-- begin DATASET RECORDS --

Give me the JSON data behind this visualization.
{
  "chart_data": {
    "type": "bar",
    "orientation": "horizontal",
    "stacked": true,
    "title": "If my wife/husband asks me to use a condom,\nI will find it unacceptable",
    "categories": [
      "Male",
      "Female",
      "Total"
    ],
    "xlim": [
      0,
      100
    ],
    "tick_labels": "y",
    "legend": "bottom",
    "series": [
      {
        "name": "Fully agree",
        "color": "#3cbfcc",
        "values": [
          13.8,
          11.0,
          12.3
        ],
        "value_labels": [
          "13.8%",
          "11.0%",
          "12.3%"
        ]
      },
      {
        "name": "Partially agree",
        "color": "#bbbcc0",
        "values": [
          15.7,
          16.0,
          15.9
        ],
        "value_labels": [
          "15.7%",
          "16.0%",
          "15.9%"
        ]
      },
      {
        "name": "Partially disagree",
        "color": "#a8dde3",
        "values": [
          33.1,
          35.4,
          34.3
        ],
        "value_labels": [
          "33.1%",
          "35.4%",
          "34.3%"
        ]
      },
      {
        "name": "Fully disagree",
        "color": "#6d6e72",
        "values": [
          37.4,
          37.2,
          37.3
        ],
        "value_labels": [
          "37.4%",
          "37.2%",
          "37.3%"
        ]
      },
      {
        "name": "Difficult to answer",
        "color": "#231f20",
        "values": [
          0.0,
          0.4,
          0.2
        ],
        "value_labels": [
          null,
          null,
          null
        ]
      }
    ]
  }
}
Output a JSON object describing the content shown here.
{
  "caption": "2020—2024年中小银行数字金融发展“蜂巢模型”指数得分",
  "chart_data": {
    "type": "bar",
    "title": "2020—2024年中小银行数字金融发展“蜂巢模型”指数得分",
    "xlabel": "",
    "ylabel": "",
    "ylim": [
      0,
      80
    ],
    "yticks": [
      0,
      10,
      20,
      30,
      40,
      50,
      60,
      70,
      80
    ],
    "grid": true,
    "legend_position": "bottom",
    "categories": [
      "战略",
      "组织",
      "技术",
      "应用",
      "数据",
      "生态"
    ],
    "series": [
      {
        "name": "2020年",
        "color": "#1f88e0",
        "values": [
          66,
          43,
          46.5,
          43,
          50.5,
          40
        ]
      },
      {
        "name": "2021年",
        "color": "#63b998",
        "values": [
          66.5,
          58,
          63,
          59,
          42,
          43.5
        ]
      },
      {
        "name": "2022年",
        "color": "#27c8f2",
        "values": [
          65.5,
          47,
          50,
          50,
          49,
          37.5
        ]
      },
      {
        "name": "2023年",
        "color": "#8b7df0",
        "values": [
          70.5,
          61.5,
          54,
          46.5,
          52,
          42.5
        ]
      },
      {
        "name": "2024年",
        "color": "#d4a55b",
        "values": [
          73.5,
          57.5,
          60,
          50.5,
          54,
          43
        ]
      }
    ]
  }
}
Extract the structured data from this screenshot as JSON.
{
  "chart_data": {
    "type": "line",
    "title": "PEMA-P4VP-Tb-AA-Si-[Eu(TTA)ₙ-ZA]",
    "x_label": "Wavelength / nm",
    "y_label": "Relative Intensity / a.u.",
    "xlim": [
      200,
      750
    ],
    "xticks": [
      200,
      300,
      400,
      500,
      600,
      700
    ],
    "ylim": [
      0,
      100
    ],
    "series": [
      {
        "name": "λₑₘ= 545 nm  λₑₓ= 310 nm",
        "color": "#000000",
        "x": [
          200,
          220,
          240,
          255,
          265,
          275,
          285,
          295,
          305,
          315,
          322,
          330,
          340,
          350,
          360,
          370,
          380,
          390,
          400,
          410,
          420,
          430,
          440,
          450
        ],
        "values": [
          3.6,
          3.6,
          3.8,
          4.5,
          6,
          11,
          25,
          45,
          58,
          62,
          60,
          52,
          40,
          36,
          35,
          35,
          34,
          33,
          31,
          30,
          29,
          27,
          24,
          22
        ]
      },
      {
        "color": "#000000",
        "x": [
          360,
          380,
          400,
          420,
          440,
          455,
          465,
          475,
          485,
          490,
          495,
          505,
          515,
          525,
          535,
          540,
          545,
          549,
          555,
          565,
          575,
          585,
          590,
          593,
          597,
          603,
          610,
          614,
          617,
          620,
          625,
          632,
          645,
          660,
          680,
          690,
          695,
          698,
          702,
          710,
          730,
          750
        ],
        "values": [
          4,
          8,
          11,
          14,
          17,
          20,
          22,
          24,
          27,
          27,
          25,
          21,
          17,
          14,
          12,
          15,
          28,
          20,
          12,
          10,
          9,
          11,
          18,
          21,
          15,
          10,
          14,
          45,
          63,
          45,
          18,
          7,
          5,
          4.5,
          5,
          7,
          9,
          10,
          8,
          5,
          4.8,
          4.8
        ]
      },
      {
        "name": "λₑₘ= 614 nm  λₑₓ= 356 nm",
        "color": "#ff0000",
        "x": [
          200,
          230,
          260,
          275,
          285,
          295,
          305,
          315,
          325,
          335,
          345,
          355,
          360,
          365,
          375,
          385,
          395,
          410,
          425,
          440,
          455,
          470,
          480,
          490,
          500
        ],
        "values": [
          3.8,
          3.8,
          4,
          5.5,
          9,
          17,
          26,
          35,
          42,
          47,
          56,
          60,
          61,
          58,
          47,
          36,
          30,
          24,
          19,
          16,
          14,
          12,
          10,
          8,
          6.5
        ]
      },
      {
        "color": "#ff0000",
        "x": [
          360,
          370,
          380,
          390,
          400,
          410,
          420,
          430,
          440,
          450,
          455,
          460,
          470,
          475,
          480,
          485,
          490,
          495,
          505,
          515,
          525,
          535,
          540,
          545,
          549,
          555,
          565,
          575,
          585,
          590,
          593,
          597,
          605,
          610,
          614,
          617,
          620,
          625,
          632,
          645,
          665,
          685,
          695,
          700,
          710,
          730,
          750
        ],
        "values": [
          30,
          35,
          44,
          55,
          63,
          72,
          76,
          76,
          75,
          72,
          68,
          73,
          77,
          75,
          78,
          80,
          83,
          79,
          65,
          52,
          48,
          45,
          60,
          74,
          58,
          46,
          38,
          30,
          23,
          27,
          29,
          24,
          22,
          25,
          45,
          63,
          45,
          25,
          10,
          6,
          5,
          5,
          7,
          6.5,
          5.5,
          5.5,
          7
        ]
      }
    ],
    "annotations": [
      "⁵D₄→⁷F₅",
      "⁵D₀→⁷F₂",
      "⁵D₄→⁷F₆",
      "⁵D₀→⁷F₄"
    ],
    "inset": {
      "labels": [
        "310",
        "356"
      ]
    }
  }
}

-- end DATASET RECORDS --

§ TASK TO CARRY OUT: The full set of records should be duplicated exactly.

§ RESPONSE TO THE EXERCISE:
Give me the JSON data behind this visualization.
{
  "chart_data": {
    "type": "bar",
    "orientation": "horizontal",
    "stacked": true,
    "title": "If my wife/husband asks me to use a condom,\nI will find it unacceptable",
    "categories": [
      "Male",
      "Female",
      "Total"
    ],
    "xlim": [
      0,
      100
    ],
    "tick_labels": "y",
    "legend": "bottom",
    "series": [
      {
        "name": "Fully agree",
        "color": "#3cbfcc",
        "values": [
          13.8,
          11.0,
          12.3
        ],
        "value_labels": [
          "13.8%",
          "11.0%",
          "12.3%"
        ]
      },
      {
        "name": "Partially agree",
        "color": "#bbbcc0",
        "values": [
          15.7,
          16.0,
          15.9
        ],
        "value_labels": [
          "15.7%",
          "16.0%",
          "15.9%"
        ]
      },
      {
        "name": "Partially disagree",
        "color": "#a8dde3",
        "values": [
          33.1,
          35.4,
          34.3
        ],
        "value_labels": [
          "33.1%",
          "35.4%",
          "34.3%"
        ]
      },
      {
        "name": "Fully disagree",
        "color": "#6d6e72",
        "values": [
          37.4,
          37.2,
          37.3
        ],
        "value_labels": [
          "37.4%",
          "37.2%",
          "37.3%"
        ]
      },
      {
        "name": "Difficult to answer",
        "color": "#231f20",
        "values": [
          0.0,
          0.4,
          0.2
        ],
        "value_labels": [
          null,
          null,
          null
        ]
      }
    ]
  }
}
Output a JSON object describing the content shown here.
{
  "caption": "2020—2024年中小银行数字金融发展“蜂巢模型”指数得分",
  "chart_data": {
    "type": "bar",
    "title": "2020—2024年中小银行数字金融发展“蜂巢模型”指数得分",
    "xlabel": "",
    "ylabel": "",
    "ylim": [
      0,
      80
    ],
    "yticks": [
      0,
      10,
      20,
      30,
      40,
      50,
      60,
      70,
      80
    ],
    "grid": true,
    "legend_position": "bottom",
    "categories": [
      "战略",
      "组织",
      "技术",
      "应用",
      "数据",
      "生态"
    ],
    "series": [
      {
        "name": "2020年",
        "color": "#1f88e0",
        "values": [
          66,
          43,
          46.5,
          43,
          50.5,
          40
        ]
      },
      {
        "name": "2021年",
        "color": "#63b998",
        "values": [
          66.5,
          58,
          63,
          59,
          42,
          43.5
        ]
      },
      {
        "name": "2022年",
        "color": "#27c8f2",
        "values": [
          65.5,
          47,
          50,
          50,
          49,
          37.5
        ]
      },
      {
        "name": "2023年",
        "color": "#8b7df0",
        "values": [
          70.5,
          61.5,
          54,
          46.5,
          52,
          42.5
        ]
      },
      {
        "name": "2024年",
        "color": "#d4a55b",
        "values": [
          73.5,
          57.5,
          60,
          50.5,
          54,
          43
        ]
      }
    ]
  }
}
Extract the structured data from this screenshot as JSON.
{
  "chart_data": {
    "type": "line",
    "title": "PEMA-P4VP-Tb-AA-Si-[Eu(TTA)ₙ-ZA]",
    "x_label": "Wavelength / nm",
    "y_label": "Relative Intensity / a.u.",
    "xlim": [
      200,
      750
    ],
    "xticks": [
      200,
      300,
      400,
      500,
      600,
      700
    ],
    "ylim": [
      0,
      100
    ],
    "series": [
      {
        "name": "λₑₘ= 545 nm  λₑₓ= 310 nm",
        "color": "#000000",
        "x": [
          200,
          220,
          240,
          255,
          265,
          275,
          285,
          295,
          305,
          315,
          322,
          330,
          340,
          350,
          360,
          370,
          380,
          390,
          400,
          410,
          420,
          430,
          440,
          450
        ],
        "values": [
          3.6,
          3.6,
          3.8,
          4.5,
          6,
          11,
          25,
          45,
          58,
          62,
          60,
          52,
          40,
          36,
          35,
          35,
          34,
          33,
          31,
          30,
          29,
          27,
          24,
          22
        ]
      },
      {
        "color": "#000000",
        "x": [
          360,
          380,
          400,
          420,
          440,
          455,
          465,
          475,
          485,
          490,
          495,
          505,
          515,
          525,
          535,
          540,
          545,
          549,
          555,
          565,
          575,
          585,
          590,
          593,
          597,
          603,
          610,
          614,
          617,
          620,
          625,
          632,
          645,
          660,
          680,
          690,
          695,
          698,
          702,
          710,
          730,
          750
        ],
        "values": [
          4,
          8,
          11,
          14,
          17,
          20,
          22,
          24,
          27,
          27,
          25,
          21,
          17,
          14,
          12,
          15,
          28,
          20,
          12,
          10,
          9,
          11,
          18,
          21,
          15,
          10,
          14,
          45,
          63,
          45,
          18,
          7,
          5,
          4.5,
          5,
          7,
          9,
          10,
          8,
          5,
          4.8,
          4.8
        ]
      },
      {
        "name": "λₑₘ= 614 nm  λₑₓ= 356 nm",
        "color": "#ff0000",
        "x": [
          200,
          230,
          260,
          275,
          285,
          295,
          305,
          315,
          325,
          335,
          345,
          355,
          360,
          365,
          375,
          385,
          395,
          410,
          425,
          440,
          455,
          470,
          480,
          490,
          500
        ],
        "values": [
          3.8,
          3.8,
          4,
          5.5,
          9,
          17,
          26,
          35,
          42,
          47,
          56,
          60,
          61,
          58,
          47,
          36,
          30,
          24,
          19,
          16,
          14,
          12,
          10,
          8,
          6.5
        ]
      },
      {
        "color": "#ff0000",
        "x": [
          360,
          370,
          380,
          390,
          400,
          410,
          420,
          430,
          440,
          450,
          455,
          460,
          470,
          475,
          480,
          485,
          490,
          495,
          505,
          515,
          525,
          535,
          540,
          545,
          549,
          555,
          565,
          575,
          585,
          590,
          593,
          597,
          605,
          610,
          614,
          617,
          620,
          625,
          632,
          645,
          665,
          685,
          695,
          700,
          710,
          730,
          750
        ],
        "values": [
          30,
          35,
          44,
          55,
          63,
          72,
          76,
          76,
          75,
          72,
          68,
          73,
          77,
          75,
          78,
          80,
          83,
          79,
          65,
          52,
          48,
          45,
          60,
          74,
          58,
          46,
          38,
          30,
          23,
          27,
          29,
          24,
          22,
          25,
          45,
          63,
          45,
          25,
          10,
          6,
          5,
          5,
          7,
          6.5,
          5.5,
          5.5,
          7
        ]
      }
    ],
    "annotations": [
      "⁵D₄→⁷F₅",
      "⁵D₀→⁷F₂",
      "⁵D₄→⁷F₆",
      "⁵D₀→⁷F₄"
    ],
    "inset": {
      "labels": [
        "310",
        "356"
      ]
    }
  }
}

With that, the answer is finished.